### Gestellte Aufgabe a:
Schreiben Sie den Abschnitt der Datensätze unverändert ab, der mit deren erster Zeile beginnt und mit der Zeile endet, die "select-field[interactable] (763, 223, 1127, 238)" enthält.

### Gezeigter Text:
★ ★ ★
Tücken der nationalen Fragen

Das Verhältnis beider Länder war nicht immer spannungsfrei. Heute verbringen italienische Staatsbürger wie selbstverständlich ihren Urlaub an der Küste Istriens oder Dalmatiens oder im slowenischen Hochgebirge und kurbeln damit die dortige Wirtschaft an. Noch vor wenigen Jahren belasteten Gebietsansprüche, vor allem aber Entschädigungsansprüche von italienischen Flüchtlingen oder Enteigneten das politische Klima im heutigen Dreistaateneck. Entsprechend einseitige "nationale" Geschichtsdeutungen über die vermeintlichen Gräueltaten der "anderen" hatten Wörsdörfer zufolge Hochkonjunktur. Inzwischen haben sich die Beziehungen der Nachbarstaaten normalisiert: Slowenien ist EU-Mitglied und Kroatien klopft an Europas Pforten und bittet um Einlass.
★ ★ ★
### Datensatzauszüge:
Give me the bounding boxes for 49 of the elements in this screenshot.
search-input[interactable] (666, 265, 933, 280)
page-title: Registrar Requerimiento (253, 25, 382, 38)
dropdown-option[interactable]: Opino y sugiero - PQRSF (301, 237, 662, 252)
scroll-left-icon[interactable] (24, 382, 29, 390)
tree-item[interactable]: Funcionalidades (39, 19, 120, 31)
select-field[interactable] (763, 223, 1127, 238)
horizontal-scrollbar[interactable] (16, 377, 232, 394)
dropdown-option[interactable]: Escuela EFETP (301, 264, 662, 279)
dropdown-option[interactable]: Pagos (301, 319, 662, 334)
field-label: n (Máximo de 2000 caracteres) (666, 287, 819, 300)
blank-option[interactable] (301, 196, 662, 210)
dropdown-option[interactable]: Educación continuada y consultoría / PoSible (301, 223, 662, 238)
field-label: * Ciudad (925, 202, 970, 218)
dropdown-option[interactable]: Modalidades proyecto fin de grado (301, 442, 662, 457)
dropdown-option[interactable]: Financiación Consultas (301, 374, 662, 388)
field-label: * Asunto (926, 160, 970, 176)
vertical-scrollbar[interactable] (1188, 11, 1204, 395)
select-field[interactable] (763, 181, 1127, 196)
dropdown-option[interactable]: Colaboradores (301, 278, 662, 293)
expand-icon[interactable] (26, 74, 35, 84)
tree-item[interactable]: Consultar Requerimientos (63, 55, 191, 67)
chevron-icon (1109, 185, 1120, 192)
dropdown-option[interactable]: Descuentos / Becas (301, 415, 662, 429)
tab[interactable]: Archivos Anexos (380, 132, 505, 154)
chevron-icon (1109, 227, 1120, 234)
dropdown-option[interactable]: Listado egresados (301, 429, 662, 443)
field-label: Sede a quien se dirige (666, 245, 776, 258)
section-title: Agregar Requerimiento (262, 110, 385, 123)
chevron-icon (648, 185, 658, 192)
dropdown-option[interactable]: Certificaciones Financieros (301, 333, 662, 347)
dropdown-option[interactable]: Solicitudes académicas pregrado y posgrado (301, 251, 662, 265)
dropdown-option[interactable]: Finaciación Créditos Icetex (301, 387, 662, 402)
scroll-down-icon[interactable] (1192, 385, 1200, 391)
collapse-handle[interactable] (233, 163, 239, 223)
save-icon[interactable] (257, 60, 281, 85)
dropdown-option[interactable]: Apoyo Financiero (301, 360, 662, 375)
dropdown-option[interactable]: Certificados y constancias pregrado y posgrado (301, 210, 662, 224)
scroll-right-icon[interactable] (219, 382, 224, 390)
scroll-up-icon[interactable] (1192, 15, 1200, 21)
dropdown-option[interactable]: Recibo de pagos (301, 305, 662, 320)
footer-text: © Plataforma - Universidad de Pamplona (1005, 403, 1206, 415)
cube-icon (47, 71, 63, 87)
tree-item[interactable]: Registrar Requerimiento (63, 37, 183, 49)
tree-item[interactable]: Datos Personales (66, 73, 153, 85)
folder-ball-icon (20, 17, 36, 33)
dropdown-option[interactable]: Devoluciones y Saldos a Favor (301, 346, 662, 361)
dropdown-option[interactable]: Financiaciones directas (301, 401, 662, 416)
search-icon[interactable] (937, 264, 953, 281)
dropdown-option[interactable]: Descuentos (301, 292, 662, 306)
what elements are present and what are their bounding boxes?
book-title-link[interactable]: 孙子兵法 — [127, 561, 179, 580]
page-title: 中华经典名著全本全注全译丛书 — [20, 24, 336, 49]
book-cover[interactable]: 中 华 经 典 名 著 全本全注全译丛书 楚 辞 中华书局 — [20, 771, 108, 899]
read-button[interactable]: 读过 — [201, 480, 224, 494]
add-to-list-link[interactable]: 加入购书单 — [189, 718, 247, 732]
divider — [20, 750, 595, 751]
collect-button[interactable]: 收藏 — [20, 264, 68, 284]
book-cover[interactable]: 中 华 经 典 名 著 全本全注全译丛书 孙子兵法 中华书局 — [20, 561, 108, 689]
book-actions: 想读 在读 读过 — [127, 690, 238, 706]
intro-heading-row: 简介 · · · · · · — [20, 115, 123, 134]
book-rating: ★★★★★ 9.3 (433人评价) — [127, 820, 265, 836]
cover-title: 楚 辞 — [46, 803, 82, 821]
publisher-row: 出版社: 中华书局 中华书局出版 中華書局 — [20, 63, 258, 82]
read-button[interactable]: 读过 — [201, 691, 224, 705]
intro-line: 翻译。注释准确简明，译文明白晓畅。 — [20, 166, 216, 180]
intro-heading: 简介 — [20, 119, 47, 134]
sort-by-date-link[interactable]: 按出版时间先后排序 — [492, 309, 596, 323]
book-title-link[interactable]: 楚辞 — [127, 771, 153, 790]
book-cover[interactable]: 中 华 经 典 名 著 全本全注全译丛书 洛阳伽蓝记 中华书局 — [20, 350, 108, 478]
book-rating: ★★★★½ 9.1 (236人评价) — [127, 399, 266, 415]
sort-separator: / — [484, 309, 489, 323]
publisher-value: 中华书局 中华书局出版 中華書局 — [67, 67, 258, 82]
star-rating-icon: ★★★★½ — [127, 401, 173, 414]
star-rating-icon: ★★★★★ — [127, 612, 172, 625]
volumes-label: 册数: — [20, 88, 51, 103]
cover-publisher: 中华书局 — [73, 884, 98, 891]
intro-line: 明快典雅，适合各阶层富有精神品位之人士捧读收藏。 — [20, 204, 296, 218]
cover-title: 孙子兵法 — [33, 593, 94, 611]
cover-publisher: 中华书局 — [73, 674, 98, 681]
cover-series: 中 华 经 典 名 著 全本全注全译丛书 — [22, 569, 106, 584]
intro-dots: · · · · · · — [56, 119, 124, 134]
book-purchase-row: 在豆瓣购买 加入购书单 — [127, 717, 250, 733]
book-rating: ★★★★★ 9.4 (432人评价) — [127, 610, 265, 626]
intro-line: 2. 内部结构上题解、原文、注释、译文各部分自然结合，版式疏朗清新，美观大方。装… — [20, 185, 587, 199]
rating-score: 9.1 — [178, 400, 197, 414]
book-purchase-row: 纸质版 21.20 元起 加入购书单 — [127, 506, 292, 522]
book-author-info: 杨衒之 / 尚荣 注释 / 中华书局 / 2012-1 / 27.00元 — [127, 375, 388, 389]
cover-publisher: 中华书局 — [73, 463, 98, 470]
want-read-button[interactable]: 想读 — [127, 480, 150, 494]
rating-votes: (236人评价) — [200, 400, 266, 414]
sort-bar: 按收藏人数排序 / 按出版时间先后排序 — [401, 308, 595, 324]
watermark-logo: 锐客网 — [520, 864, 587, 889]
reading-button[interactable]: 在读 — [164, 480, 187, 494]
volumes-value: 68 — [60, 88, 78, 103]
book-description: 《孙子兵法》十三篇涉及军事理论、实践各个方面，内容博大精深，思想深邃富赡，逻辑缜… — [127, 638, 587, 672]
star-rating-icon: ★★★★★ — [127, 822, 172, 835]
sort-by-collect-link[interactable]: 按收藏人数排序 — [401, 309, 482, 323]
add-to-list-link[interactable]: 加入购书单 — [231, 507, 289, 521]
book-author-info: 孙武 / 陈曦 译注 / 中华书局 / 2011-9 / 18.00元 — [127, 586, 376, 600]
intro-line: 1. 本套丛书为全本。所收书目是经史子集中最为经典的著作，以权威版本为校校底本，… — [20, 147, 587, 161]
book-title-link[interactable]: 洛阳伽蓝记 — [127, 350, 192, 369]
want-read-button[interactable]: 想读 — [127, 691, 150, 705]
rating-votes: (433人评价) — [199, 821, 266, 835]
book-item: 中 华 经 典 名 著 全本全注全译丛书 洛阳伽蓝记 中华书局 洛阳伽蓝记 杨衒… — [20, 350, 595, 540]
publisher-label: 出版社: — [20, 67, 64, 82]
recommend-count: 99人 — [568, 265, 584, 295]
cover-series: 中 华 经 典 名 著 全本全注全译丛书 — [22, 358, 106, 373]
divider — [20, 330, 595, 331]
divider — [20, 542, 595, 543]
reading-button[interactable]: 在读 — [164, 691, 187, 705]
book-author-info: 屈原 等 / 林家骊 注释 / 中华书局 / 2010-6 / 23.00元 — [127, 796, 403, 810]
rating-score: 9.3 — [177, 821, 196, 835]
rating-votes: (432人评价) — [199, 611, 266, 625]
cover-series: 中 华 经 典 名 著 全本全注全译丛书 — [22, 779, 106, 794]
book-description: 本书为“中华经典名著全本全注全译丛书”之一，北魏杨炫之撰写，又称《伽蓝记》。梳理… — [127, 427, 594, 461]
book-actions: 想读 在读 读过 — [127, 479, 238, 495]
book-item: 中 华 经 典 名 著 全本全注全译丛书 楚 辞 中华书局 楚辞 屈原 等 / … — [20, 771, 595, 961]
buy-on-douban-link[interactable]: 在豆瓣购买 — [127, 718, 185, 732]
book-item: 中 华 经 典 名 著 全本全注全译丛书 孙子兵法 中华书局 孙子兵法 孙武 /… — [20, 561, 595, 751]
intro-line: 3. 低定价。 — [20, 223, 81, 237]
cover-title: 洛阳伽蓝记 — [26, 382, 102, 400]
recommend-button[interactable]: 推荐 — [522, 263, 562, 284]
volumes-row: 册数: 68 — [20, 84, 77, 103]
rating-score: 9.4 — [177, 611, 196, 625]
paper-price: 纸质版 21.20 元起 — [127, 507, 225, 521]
★ ★ ★
### Gestellte Aufgabe b:
Fassen Sie den gezeigten Text in zwei Sätzen zusammen.

### Ergebnis a:
Give me the bounding boxes for 49 of the elements in this screenshot.
search-input[interactable] (666, 265, 933, 280)
page-title: Registrar Requerimiento (253, 25, 382, 38)
dropdown-option[interactable]: Opino y sugiero - PQRSF (301, 237, 662, 252)
scroll-left-icon[interactable] (24, 382, 29, 390)
tree-item[interactable]: Funcionalidades (39, 19, 120, 31)
select-field[interactable] (763, 223, 1127, 238)

### Ergebnis b:
Noch vor wenigen Jahren belasteten Gebietsansprüche und vor allem Entschädigungsansprüche italienischer Flüchtlinge oder Enteigneter das politische Klima im heutigen Dreistaateneck, und einseitige „nationale“ Geschichtsdeutungen hatten laut Wörsdörfer Hochkonjunktur. Inzwischen haben sich die Beziehungen normalisiert: Italienische Staatsbürger machen wie selbstverständlich Urlaub in Istrien, Dalmatien oder im slowenischen Hochgebirge, Slowenien ist EU-Mitglied und Kroatien bittet um Aufnahme.